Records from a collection

------

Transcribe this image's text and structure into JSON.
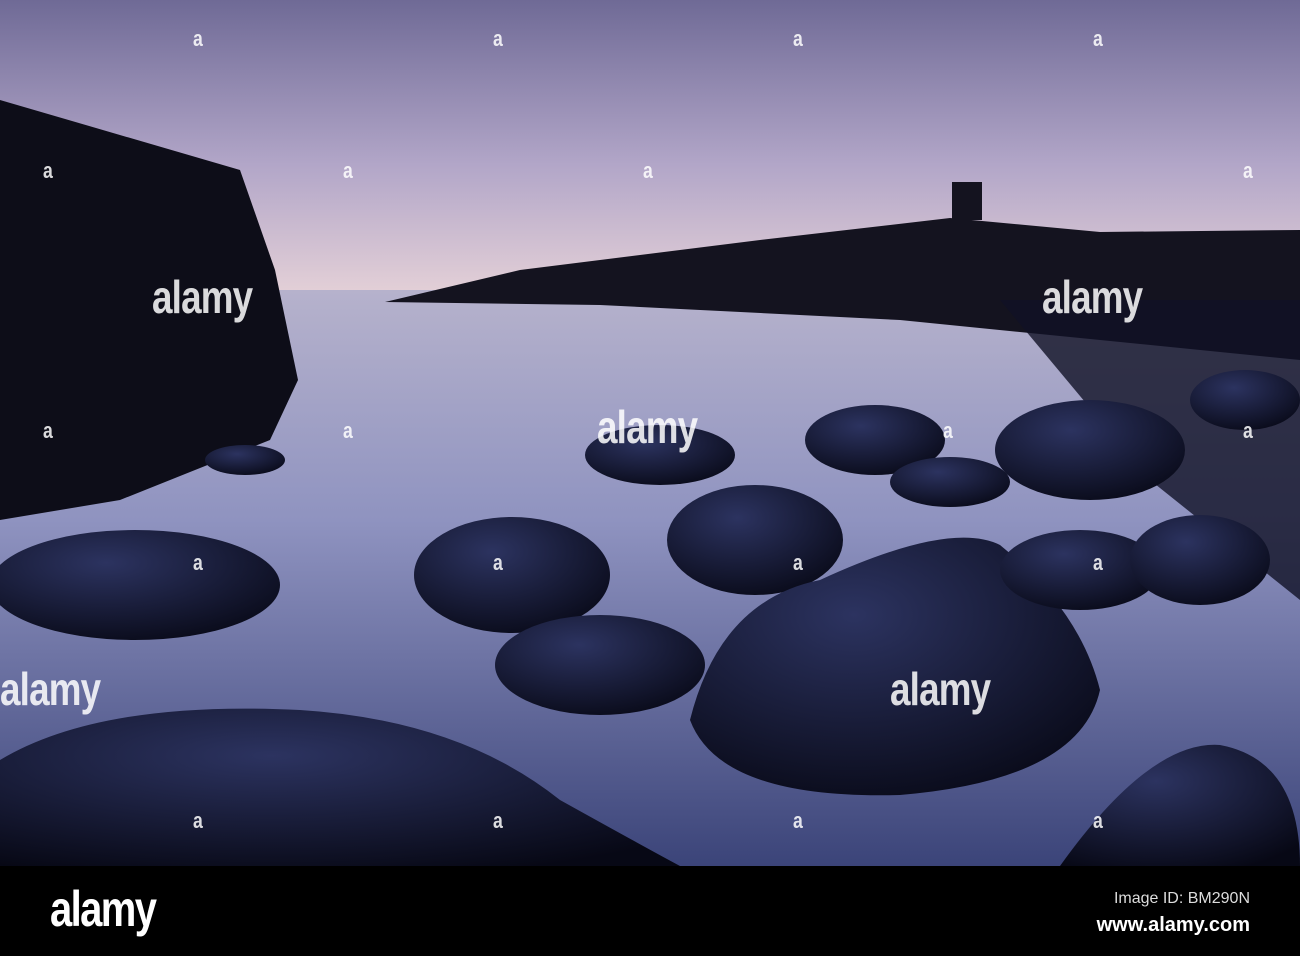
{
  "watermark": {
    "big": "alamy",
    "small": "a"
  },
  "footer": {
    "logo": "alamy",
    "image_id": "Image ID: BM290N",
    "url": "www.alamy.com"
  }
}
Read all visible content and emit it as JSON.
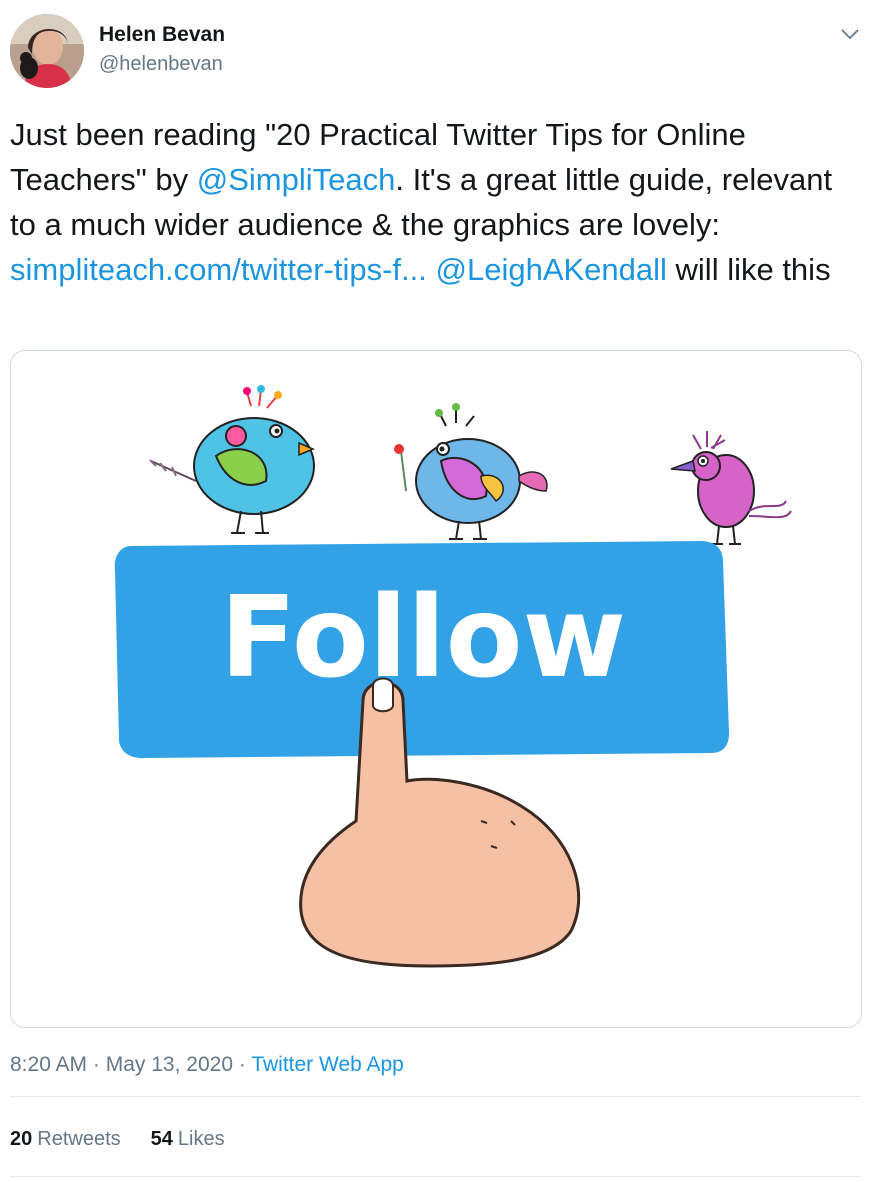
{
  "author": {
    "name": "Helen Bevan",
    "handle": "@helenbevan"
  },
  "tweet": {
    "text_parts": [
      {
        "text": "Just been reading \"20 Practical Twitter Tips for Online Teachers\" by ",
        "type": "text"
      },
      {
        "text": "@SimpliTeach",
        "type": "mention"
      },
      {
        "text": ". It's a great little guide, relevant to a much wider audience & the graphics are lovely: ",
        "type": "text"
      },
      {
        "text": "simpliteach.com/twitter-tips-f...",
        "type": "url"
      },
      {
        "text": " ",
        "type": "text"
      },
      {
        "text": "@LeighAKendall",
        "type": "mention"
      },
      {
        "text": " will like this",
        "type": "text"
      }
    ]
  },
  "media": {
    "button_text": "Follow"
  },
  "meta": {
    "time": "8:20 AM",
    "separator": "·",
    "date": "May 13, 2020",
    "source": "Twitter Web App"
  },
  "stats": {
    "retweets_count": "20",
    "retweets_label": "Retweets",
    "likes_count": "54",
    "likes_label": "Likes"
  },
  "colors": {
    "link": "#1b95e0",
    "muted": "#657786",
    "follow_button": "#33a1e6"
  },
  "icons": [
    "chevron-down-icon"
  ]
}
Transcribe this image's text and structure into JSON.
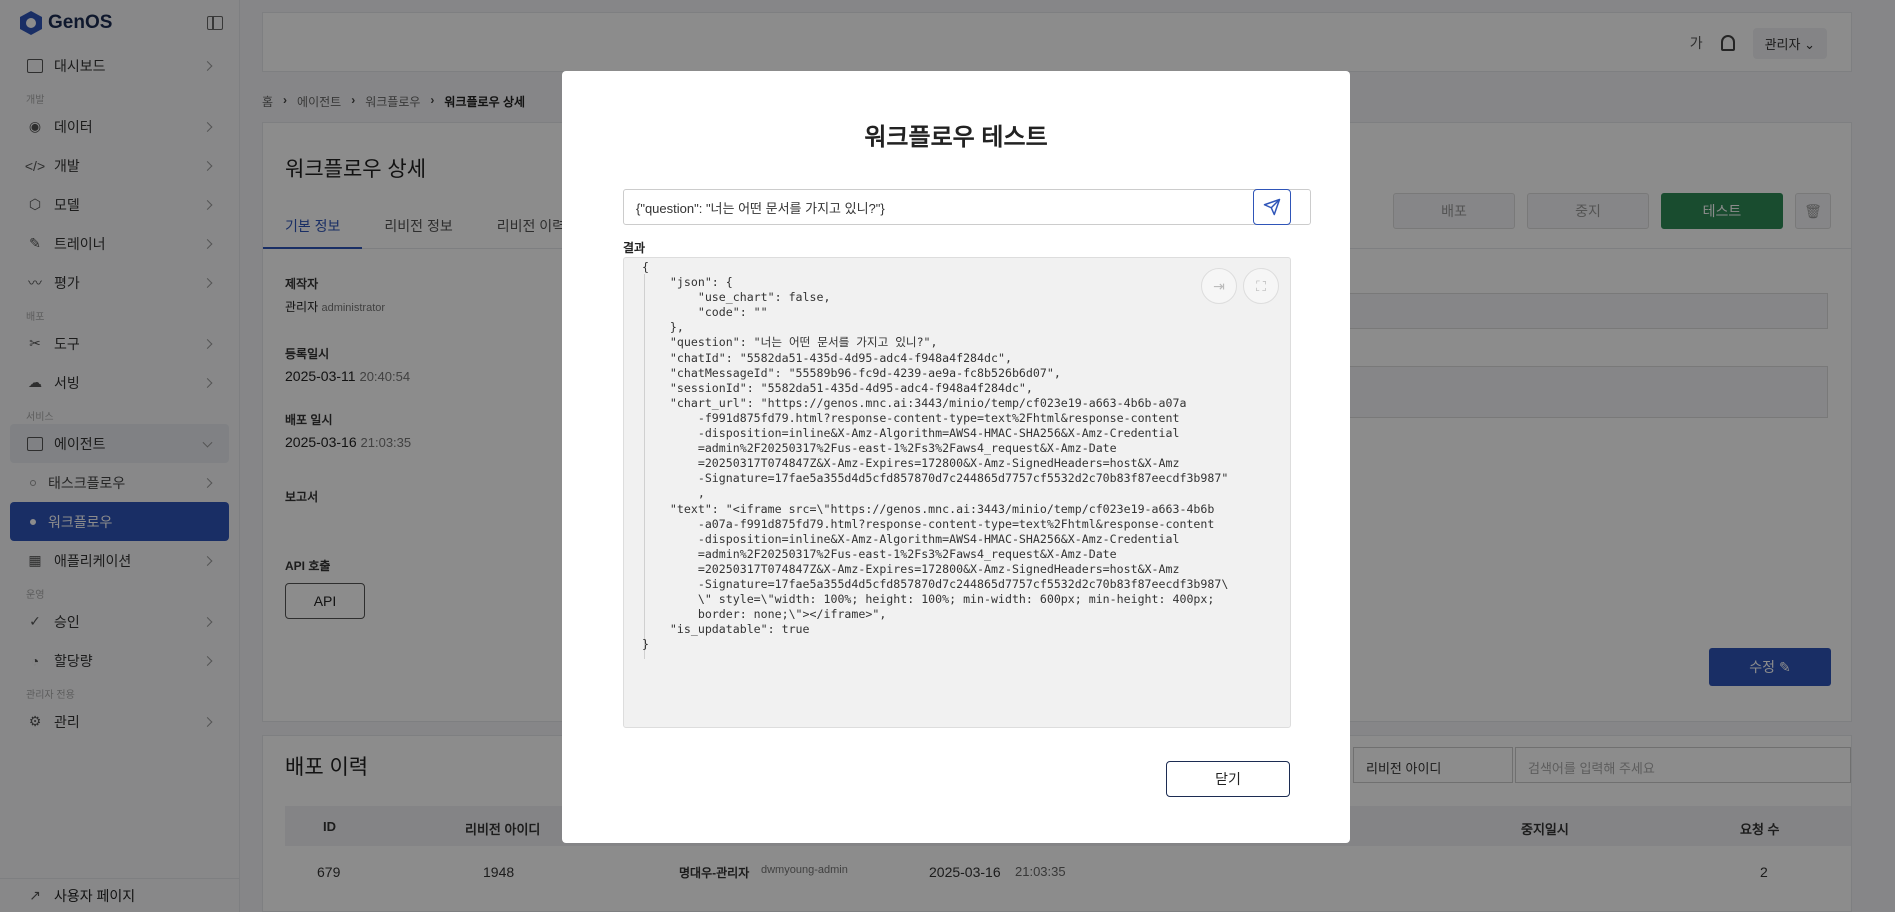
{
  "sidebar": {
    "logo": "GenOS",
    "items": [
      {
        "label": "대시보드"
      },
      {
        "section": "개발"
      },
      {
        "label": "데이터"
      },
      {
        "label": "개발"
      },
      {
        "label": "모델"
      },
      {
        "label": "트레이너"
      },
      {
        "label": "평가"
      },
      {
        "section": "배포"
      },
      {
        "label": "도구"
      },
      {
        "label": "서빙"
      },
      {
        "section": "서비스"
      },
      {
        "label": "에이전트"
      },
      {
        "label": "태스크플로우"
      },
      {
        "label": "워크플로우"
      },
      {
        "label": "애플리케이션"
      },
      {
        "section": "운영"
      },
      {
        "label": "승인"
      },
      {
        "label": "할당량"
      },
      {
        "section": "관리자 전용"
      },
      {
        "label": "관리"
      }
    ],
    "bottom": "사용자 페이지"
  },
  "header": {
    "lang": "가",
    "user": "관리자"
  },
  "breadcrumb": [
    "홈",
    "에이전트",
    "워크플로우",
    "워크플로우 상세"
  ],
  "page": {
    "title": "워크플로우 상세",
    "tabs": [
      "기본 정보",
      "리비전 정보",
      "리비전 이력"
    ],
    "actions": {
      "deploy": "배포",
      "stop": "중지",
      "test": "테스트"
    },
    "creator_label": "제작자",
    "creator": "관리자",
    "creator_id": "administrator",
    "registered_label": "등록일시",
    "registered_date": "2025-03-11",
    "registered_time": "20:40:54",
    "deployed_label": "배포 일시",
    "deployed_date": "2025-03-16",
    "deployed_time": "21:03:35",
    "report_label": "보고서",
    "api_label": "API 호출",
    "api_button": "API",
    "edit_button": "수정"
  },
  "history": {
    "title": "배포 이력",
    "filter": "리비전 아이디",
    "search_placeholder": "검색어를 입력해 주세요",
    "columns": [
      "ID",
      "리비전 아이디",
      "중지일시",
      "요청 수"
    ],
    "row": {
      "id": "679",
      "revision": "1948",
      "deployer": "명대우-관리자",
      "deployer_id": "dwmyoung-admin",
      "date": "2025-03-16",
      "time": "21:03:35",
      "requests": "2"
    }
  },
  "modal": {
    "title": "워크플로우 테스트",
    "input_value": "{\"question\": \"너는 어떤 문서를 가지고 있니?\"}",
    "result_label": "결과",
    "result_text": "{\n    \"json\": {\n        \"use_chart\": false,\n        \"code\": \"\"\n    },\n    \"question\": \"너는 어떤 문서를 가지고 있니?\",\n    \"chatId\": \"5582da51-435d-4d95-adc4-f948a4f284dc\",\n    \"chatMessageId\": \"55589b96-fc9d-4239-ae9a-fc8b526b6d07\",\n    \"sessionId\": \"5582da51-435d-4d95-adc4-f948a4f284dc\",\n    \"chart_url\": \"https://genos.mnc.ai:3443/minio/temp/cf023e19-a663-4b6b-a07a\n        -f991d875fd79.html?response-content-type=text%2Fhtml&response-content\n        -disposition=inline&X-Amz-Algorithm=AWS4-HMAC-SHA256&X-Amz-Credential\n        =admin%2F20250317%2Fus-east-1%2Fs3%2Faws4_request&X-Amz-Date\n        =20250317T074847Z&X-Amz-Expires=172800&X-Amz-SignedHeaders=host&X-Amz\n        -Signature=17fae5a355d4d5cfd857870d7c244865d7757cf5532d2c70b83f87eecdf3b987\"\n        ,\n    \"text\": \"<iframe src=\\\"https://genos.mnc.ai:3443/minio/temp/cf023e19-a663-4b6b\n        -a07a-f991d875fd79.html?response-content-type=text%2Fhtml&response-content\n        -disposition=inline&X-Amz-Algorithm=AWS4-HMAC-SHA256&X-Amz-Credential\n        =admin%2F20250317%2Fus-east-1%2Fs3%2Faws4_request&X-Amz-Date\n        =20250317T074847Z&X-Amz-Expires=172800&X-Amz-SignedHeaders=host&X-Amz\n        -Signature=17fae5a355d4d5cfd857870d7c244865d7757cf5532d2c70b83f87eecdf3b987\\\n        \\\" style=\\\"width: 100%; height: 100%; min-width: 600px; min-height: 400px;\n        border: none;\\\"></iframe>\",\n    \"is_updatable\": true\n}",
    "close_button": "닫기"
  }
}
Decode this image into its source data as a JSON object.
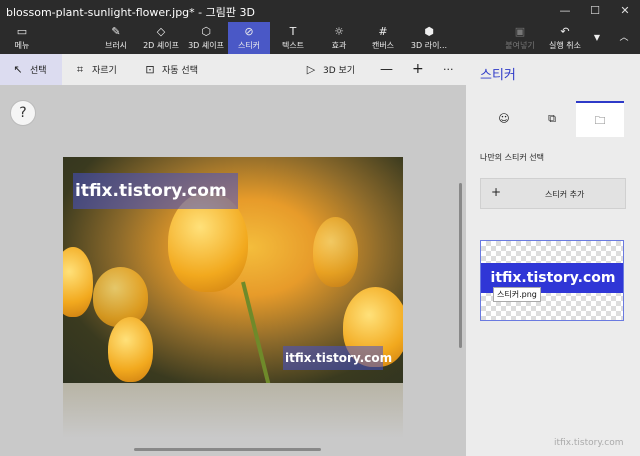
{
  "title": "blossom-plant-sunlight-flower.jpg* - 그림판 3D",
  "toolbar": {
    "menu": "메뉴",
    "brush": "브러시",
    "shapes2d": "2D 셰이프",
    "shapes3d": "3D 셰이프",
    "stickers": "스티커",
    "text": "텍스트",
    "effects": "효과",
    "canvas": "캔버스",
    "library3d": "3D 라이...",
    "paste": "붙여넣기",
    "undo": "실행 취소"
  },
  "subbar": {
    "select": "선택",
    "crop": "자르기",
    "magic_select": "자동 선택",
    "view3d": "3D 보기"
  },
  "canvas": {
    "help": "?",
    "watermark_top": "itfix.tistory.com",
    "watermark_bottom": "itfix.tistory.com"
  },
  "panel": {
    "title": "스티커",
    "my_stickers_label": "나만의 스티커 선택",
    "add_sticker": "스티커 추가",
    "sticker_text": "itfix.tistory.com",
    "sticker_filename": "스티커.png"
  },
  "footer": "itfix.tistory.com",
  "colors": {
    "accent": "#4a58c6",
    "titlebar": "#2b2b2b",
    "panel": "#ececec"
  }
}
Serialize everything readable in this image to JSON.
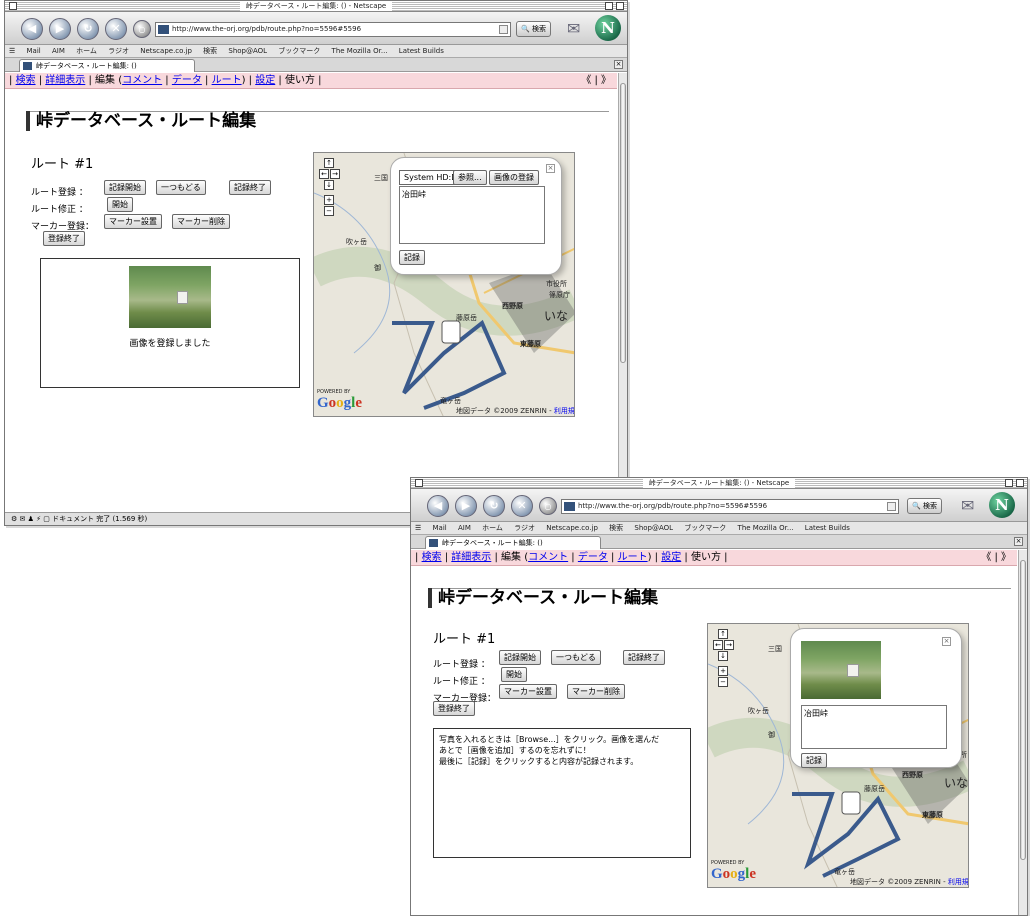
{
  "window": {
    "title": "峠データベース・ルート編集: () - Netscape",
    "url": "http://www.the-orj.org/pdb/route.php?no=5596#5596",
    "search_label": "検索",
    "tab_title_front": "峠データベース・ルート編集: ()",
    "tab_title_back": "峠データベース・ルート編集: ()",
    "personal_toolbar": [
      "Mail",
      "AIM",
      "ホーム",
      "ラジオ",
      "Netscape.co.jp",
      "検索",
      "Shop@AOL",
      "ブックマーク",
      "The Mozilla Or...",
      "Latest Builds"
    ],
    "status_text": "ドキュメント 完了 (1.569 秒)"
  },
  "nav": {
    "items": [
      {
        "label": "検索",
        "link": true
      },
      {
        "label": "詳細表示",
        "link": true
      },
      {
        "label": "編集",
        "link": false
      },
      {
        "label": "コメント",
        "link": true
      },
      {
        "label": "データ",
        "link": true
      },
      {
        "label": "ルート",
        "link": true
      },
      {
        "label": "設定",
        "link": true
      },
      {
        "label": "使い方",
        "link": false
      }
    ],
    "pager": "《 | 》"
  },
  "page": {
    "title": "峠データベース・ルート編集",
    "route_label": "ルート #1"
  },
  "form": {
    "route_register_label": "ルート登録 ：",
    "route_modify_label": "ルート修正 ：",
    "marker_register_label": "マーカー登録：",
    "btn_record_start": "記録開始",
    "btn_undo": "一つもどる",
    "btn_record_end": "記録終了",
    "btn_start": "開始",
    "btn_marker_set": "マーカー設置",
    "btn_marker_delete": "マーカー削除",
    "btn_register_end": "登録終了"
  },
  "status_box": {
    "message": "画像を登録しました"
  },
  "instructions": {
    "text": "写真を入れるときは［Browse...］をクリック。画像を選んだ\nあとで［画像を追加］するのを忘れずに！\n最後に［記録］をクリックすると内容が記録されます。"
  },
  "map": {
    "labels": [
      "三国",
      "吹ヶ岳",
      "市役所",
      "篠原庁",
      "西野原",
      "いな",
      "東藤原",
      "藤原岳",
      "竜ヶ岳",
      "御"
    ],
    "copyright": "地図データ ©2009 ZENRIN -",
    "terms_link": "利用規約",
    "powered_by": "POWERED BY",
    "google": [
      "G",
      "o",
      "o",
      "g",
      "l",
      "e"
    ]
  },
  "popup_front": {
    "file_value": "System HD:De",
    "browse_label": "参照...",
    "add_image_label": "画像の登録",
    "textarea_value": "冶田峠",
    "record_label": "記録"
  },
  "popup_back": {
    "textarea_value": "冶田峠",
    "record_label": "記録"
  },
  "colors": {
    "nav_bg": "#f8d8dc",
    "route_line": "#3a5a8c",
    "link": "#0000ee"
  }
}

------

Your instructions:
Pick out the lines containing the word "Netscape" and show them.

Task answer:
    "title": "峠データベース・ルート編集: () - Netscape",
      "Netscape.co.jp",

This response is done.